Material for this exercise »
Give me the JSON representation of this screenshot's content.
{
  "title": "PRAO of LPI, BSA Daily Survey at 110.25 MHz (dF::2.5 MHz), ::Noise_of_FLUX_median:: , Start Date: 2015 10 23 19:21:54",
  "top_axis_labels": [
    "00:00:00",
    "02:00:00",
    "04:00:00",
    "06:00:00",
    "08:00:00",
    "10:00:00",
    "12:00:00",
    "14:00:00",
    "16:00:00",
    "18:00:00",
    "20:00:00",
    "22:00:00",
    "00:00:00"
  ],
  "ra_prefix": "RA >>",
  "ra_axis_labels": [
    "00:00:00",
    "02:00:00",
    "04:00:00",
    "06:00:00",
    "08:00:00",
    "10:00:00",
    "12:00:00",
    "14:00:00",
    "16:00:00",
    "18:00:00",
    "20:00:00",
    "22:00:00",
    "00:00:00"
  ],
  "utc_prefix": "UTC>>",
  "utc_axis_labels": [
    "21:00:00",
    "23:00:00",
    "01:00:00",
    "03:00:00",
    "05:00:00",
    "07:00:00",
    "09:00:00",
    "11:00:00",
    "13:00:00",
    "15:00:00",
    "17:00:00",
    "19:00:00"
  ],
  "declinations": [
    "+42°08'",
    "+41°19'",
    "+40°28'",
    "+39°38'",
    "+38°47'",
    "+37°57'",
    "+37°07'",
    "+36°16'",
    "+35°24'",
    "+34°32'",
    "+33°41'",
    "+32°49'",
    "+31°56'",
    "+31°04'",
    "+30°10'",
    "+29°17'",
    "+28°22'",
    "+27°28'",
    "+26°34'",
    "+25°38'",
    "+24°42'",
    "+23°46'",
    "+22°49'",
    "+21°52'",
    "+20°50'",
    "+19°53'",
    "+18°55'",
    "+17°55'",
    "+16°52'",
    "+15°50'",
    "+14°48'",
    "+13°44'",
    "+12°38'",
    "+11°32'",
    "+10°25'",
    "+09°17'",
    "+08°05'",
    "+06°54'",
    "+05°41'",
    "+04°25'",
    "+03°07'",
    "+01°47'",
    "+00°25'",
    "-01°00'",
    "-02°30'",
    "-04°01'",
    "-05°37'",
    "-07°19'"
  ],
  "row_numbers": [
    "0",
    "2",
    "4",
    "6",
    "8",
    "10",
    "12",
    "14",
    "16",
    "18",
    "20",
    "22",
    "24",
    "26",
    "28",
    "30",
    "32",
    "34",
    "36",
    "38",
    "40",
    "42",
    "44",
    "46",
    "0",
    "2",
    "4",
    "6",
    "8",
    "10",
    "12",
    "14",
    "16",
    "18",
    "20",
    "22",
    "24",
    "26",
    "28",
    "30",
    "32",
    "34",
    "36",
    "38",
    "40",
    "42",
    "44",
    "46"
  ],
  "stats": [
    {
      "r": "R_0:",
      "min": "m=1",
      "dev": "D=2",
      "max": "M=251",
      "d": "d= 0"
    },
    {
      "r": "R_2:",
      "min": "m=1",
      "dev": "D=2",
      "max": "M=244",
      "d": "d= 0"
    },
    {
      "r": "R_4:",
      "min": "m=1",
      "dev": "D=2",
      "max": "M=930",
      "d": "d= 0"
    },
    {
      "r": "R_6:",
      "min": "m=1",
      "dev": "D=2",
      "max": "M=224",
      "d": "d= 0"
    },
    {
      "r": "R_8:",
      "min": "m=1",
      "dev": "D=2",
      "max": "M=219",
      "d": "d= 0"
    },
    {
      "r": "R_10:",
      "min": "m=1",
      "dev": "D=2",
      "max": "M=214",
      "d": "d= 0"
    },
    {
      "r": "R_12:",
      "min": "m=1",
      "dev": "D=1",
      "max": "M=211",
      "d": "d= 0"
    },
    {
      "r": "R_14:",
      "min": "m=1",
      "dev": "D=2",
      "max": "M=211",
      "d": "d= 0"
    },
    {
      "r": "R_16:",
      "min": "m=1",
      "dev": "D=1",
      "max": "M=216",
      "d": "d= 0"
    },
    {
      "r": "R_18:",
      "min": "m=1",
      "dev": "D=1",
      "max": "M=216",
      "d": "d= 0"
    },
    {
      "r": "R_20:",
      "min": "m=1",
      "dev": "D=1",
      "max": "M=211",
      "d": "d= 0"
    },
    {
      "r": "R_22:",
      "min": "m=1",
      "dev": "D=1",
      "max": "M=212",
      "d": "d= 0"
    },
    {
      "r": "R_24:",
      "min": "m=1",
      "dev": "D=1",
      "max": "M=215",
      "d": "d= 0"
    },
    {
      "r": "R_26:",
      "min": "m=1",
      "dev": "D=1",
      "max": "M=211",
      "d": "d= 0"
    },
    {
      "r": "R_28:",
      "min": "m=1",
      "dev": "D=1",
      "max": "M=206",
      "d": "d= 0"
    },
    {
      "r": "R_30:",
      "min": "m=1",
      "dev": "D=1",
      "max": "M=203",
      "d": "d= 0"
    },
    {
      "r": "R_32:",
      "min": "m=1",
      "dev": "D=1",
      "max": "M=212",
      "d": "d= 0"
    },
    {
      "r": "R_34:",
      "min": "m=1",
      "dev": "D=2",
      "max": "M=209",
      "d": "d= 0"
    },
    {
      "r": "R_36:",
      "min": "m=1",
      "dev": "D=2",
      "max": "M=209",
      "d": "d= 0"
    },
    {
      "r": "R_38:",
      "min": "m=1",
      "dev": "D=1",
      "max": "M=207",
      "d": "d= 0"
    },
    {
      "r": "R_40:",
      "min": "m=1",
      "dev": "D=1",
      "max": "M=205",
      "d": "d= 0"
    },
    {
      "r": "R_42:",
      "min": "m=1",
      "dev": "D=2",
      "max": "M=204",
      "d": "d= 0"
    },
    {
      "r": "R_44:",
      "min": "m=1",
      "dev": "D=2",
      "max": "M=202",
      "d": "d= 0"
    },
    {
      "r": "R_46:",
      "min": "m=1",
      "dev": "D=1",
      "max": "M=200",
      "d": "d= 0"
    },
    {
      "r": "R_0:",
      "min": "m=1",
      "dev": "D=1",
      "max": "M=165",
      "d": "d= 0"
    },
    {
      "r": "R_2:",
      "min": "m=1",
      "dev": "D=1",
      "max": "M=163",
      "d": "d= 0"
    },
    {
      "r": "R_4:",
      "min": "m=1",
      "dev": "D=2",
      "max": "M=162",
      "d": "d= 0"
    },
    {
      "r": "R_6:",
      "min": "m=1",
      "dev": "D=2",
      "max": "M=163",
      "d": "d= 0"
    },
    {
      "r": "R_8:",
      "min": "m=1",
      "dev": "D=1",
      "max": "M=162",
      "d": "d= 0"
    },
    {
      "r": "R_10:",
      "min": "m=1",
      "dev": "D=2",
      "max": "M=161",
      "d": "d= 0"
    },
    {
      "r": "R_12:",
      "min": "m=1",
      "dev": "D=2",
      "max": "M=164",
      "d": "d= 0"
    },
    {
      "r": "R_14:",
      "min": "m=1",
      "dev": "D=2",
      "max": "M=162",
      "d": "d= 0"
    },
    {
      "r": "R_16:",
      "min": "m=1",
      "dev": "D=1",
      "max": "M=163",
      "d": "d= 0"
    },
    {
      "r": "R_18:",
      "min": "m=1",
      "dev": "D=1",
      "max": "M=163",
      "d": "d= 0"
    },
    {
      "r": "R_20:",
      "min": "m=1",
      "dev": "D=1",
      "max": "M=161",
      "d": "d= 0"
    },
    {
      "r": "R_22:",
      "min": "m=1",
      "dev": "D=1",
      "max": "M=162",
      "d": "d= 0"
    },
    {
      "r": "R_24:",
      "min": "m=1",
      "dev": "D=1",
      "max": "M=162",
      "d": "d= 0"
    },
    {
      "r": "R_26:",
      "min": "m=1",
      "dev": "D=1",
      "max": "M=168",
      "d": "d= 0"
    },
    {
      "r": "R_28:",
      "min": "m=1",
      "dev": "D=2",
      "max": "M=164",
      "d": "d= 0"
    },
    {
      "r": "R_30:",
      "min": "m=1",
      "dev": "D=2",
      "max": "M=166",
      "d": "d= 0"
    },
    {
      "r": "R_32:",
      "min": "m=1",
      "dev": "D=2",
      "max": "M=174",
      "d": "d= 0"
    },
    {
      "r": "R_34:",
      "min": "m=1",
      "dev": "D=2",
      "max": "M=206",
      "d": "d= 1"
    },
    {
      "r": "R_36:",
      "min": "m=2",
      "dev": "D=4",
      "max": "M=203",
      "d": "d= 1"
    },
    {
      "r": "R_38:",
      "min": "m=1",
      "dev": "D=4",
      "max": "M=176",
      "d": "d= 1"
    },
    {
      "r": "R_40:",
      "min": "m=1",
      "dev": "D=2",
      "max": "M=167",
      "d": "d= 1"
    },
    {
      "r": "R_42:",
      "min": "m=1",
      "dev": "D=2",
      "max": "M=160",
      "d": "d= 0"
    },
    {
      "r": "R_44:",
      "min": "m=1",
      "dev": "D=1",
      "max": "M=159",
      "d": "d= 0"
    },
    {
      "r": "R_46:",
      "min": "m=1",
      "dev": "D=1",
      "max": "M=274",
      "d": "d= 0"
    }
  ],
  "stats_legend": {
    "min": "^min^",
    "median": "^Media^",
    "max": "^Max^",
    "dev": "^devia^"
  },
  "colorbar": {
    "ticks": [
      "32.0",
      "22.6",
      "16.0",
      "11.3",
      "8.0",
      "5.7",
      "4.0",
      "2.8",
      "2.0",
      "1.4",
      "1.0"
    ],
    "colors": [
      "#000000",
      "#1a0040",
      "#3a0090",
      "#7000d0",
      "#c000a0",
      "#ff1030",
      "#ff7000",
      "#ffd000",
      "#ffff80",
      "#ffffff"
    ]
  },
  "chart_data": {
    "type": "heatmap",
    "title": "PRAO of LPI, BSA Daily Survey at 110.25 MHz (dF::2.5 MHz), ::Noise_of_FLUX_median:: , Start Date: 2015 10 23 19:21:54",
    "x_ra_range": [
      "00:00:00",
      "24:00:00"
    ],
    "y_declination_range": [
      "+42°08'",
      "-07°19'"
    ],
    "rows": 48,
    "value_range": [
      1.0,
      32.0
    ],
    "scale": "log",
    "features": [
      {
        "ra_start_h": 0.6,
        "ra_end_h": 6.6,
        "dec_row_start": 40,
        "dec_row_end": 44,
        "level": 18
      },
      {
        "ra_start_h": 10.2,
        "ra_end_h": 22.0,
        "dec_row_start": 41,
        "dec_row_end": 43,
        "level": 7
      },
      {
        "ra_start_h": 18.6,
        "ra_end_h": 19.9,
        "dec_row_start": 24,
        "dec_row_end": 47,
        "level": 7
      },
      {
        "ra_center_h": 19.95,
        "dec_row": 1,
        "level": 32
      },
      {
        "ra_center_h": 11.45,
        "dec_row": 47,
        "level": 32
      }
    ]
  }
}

Given request » Copy out the lines that hold "Date".

Answer in full »
  "title": "PRAO of LPI, BSA Daily Survey at 110.25 MHz (dF::2.5 MHz), ::Noise_of_FLUX_median:: , Start Date: 2015 10 23 19:21:54",
    "title": "PRAO of LPI, BSA Daily Survey at 110.25 MHz (dF::2.5 MHz), ::Noise_of_FLUX_median:: , Start Date: 2015 10 23 19:21:54",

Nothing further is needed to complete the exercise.